Vorliegender Text:
• • •
Kurz vor dem Verhungern

23. Juni 2025

Dacia Maraini ist eine der wichtigsten Schriftstellerin Italiens, und sie hat lange gewartet, bis sie dieses Buch über die Schrecken ihrer frühen Kindheit geschrieben hat: „Ein halber Löffel Reis“. Sie habe immer wieder angefangen, ihre Erinnerungen niederzuschreiben, hat Maraini in Interviews gesagt, aber es sei zu schmerzhaft gewesen, „wie eine Wunde, die nie verheilt war“. Aber angesichts der faschistischen Tendenzen weltweit habe sie die Notwendigkeit erkannt, über das Leben im Krieg Zeugnis abzulegen.

Eine Frage der Moral

Sie war sieben Jahre alt und lebte mit ihren Eltern und zwei Schwestern in Japan, als die Familie interniert wurde. Denn ihre Eltern hatten sich geweigert, 1943 eine Art Treue-Eid auf Mussolini zu unterschreiben, wie es die faschistische Regierung Italiens verlangte. Noch heute ist Maraini trotz ihrer schlimmen Erfahrungen überzeugt davon, dass diese Entscheidung richtig war. „Eine Frage von Ethik und Moral“, sagt sie.

Feindliche Ausländer

Als „feindliche Ausländer“ wurde die Familie in ein Lager in Nagoya gesteckt. Kein Tötungslager, aber eines, in dem die Insassen täglich am Rand des Verhungerns waren. Für die Kinder gab es keine Extra-Portion. Die Erwachsenen mussten ihnen einen halben Löffel Reis von ihrer Ration abgeben. Und das, obwohl die japanische Regierung wohl ausreichend Nahrungsmittel zur Verfügung stellte. Die allerdings wurden, so erinnert sich Dacia Maraini, von den Wachen konfisziert. Ebenso wie die – seltenen – Geschenke.
• • •
Bereitgestellte Einträge:
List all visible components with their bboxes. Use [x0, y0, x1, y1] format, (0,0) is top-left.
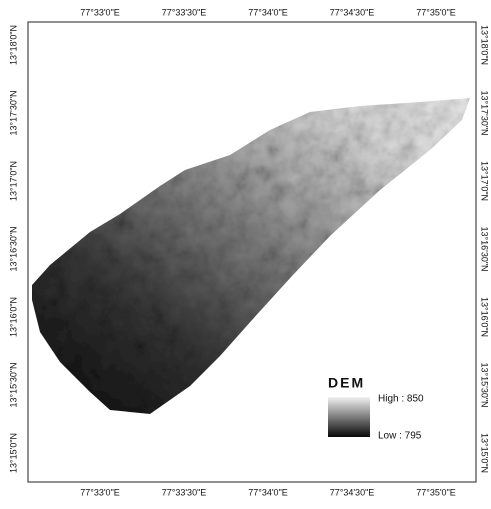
• • •
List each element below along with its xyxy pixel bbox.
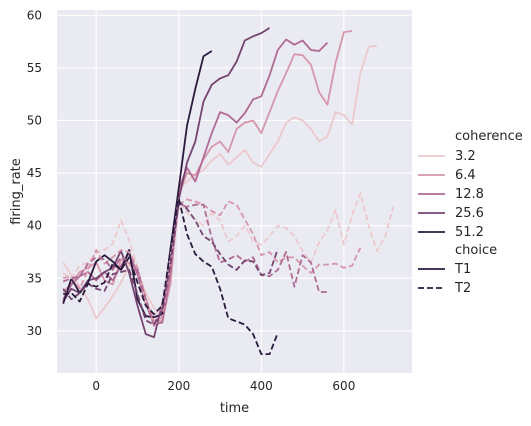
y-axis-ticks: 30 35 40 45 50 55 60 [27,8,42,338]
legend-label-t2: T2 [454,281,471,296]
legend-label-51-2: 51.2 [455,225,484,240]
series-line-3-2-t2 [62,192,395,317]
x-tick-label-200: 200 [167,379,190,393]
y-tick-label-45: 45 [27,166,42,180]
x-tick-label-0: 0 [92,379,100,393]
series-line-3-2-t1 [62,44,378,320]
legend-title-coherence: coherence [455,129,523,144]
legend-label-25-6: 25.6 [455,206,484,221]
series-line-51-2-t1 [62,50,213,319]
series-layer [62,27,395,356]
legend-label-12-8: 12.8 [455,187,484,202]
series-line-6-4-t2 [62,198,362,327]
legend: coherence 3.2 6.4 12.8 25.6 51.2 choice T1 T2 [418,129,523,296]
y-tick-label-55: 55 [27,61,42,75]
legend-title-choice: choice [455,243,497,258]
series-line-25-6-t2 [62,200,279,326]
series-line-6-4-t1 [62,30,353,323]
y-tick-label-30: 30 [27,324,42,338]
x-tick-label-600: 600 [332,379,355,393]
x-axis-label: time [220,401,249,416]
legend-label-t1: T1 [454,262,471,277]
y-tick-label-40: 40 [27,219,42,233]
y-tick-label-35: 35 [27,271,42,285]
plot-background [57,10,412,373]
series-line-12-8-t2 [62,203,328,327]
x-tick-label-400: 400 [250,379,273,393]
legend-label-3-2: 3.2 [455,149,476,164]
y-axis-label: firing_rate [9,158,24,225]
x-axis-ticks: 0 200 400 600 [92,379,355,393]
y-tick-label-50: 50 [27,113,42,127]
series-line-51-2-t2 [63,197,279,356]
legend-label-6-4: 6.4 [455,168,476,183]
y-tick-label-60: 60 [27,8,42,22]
• • •
Zu erledigende Aufgaben:
A: Bitte gib aus dem Text über Dacia Maraini den Abschnitt von „Kurz vor dem“ bis „Krieg Zeugnis abzulegen.“ wortgetreu wieder.
B: Fahre mit dem Text über Dacia Maraini im Anschluss an seinen letzten Satz fort.

Gelöste Aufgaben:
A:
Kurz vor dem Verhungern

23. Juni 2025

Dacia Maraini ist eine der wichtigsten Schriftstellerin Italiens, und sie hat lange gewartet, bis sie dieses Buch über die Schrecken ihrer frühen Kindheit geschrieben hat: „Ein halber Löffel Reis“. Sie habe immer wieder angefangen, ihre Erinnerungen niederzuschreiben, hat Maraini in Interviews gesagt, aber es sei zu schmerzhaft gewesen, „wie eine Wunde, die nie verheilt war“. Aber angesichts der faschistischen Tendenzen weltweit habe sie die Notwendigkeit erkannt, über das Leben im Krieg Zeugnis abzulegen.

B:
Der abehackte Finger

Die Internierten und vor allem die Kinder waren krank vor Hunger. Sie aßen selbst von Fäkalien verunreinigte Abfälle. Letztlich rettete wohl der Vater das Leben seiner Kinder, indem er sich in Samurai-Tradition einen Finger abhackte. So bekam die Familie eine kleine Ziege, dank deren Milch sie überlebte. Die Befreiung durch die amerikanischen Soldaten, die wirkten „als seien sie aus dem Himmel herabgestiegen und von einem väterlichen Gotte gesegnet, als brächten sie einen geheimnnisvollen Zauber mit, der sie leicht und strahlend werden ließ“ nimmt Maraini zum Anlass über die Folgen des Sieges nachzudenken.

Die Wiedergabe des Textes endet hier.